WORK TO COMPLETE =>
Can you resume the sauerkraut how-to below, carrying it on from its last sentence?

SELECTION =>
Saturday, January 29, 2011

Sauerkraut


Sauerkraut is one of my favorite winter foods.   It's not rocket science to make, nature does all the work and it is delicious either hot in a reuben or cold with a fork right out of the jar.  Even my kids will eat it in a reuben.  I also like it on salads or as a coleslaw base.   Moosewood has a fabulous recipe for an Apple Sauerkraut Casserole in their Enchanted Broccoli Forest cookbook  (link below).  We like it with crispy polish sausage. [We fry the sausage to get as much fat out of it as possible.  Also, it's just better crispy.]

Sauerkraut happens by way of lactic fermentation. This is not the type of fermentation that makes alcohol.   Here is an interesting site on the benefits of lactic fermentation in food and they have recipes.

To make your own sauerkraut, all you have to do is take your regular every day type cabbage from the grocery store and shred it, salt it, pound it and let it sit for 3-4 weeks.   Easy.

Here is a step by step of how we do it:

1.  Get cabbage.   They say late season cabbage is the best and since I'm too busy doing other foodie things all summer and fall, winter is the first chance I have to think about doing sauerkraut.  I'm figuring that the only cabbage you can get at the grocery store in December is the late season kind.  

2.  Weigh the cabbage so we can figure out how much salt we need to use.    Figure on 1 Tablespoon of salt per pound - or about 2 Tablespoons for a regular head.

[Entries drawn from a collection]
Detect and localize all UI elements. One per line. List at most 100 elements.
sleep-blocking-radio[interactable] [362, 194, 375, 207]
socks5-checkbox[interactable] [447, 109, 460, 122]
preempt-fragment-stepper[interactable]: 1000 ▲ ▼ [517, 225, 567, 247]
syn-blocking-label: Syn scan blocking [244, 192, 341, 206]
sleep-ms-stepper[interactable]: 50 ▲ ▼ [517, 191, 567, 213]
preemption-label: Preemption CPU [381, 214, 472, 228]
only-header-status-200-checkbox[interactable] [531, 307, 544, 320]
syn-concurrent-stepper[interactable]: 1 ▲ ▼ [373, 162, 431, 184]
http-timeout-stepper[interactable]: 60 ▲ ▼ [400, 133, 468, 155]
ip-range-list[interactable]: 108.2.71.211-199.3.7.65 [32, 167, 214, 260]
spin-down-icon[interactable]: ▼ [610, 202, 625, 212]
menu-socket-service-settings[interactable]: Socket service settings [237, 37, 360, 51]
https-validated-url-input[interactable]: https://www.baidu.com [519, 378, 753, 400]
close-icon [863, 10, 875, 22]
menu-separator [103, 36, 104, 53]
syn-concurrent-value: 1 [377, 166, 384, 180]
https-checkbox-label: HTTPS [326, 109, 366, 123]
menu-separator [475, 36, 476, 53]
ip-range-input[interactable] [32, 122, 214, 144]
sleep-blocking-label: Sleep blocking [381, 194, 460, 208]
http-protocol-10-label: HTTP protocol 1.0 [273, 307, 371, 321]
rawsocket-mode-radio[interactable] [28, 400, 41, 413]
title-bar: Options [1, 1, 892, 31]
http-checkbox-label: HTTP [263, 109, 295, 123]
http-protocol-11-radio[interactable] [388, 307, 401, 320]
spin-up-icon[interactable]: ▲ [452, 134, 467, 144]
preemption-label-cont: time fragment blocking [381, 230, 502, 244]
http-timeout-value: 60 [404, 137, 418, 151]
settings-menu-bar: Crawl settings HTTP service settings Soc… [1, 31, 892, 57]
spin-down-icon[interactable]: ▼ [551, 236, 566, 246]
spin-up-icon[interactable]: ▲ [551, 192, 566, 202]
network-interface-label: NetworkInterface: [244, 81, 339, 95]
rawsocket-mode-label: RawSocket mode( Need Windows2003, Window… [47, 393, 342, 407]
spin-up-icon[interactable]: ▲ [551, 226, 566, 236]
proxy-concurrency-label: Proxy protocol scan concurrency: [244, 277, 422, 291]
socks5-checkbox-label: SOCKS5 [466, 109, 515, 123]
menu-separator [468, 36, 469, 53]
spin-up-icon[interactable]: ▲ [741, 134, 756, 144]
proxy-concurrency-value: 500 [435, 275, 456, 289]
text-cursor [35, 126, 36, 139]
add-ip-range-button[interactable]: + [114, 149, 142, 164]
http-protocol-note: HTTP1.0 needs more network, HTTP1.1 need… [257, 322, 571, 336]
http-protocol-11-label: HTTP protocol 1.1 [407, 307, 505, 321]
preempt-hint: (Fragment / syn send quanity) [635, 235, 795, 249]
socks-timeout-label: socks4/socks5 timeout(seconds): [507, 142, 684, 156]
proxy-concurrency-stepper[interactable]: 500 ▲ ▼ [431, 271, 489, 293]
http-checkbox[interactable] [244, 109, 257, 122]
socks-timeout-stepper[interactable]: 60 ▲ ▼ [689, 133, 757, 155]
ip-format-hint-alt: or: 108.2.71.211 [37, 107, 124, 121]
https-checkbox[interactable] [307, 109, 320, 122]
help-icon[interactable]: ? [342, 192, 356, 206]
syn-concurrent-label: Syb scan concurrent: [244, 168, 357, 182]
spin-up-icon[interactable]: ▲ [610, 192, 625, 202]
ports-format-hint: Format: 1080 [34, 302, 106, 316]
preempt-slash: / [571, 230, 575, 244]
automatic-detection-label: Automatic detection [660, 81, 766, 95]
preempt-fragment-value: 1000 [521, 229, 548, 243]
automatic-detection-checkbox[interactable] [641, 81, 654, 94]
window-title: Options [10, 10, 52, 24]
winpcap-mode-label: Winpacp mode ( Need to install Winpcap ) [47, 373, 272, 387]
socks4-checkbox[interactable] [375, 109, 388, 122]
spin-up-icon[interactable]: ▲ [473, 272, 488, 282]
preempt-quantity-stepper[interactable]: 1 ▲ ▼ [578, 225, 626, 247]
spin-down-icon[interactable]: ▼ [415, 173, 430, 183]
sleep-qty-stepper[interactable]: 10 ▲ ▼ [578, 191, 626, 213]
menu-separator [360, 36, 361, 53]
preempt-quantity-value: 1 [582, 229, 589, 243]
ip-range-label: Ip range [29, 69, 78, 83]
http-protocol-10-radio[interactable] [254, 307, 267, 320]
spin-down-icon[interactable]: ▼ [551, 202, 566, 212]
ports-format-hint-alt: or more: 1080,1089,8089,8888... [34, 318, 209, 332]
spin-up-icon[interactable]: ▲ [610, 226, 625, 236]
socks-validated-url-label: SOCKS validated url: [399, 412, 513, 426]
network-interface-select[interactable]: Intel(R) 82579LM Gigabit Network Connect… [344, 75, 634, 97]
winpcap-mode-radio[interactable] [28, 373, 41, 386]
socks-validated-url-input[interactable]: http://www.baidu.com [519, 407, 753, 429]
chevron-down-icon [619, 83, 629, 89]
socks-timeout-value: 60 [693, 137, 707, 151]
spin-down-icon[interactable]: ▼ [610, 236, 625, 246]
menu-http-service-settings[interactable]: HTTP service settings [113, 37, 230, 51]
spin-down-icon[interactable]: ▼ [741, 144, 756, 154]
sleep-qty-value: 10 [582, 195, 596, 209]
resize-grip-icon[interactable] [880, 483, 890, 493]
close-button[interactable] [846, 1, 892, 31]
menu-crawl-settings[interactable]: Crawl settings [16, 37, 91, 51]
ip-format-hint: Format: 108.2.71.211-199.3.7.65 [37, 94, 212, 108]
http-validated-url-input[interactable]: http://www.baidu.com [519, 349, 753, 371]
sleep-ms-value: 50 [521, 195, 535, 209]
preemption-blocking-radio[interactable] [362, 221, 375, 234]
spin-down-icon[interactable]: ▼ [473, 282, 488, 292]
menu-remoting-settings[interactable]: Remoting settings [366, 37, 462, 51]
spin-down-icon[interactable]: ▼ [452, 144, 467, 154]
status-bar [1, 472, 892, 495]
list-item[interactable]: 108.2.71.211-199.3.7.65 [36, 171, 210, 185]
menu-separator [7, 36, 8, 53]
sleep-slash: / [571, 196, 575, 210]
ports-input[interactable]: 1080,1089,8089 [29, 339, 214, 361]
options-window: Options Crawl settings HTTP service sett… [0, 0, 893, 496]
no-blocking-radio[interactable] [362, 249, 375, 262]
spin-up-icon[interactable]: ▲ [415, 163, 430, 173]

EXERCISE RESPONSE =>
3.  Shred.  I do this by hand but you can use a food processor.  You get longer shreds if you do it by hand.  You're supposed to shoot for 1/16th of an inch shreds.  I shoot for 1/8th inch and try not to cut myself.  

4.  Salt.   We put all of the shreds in a nice huge bowl and salt it, then mix it up well.   Things should start to ooze.   Ooze is good.

5.  Pound the living snot out of the cabbage.   Do Not Pound In A Glass Bowl.  [Don't ask me how I know.]  We transfer the salty cabbage to an empty plastic ice cream bucket and use a potato masher to pound.    It is loud.  It takes some time and patience.   I use this opportunity to work out anxiety or perhaps some less than kind feelings about someone in my life.  We pound until the juice covers the cabbage.

6.  Put into jars, leaving about 1 1/2 inches of headroom.  Juice should cover the top of the kraut.  The headroom is important.   As the fermentation occurs, little bubbles push the contents up a bit and if the jars are packed to the top, things will overflow.   I know this from experience.

Ready to eat now!
7.  Put lids on the jars but don't screw them down tightly.  Air is good. Also, the ability for little bubbles to escape is good.   If they can't escape, the jars might explode.  Seriously.  This is not something we want to experiment with.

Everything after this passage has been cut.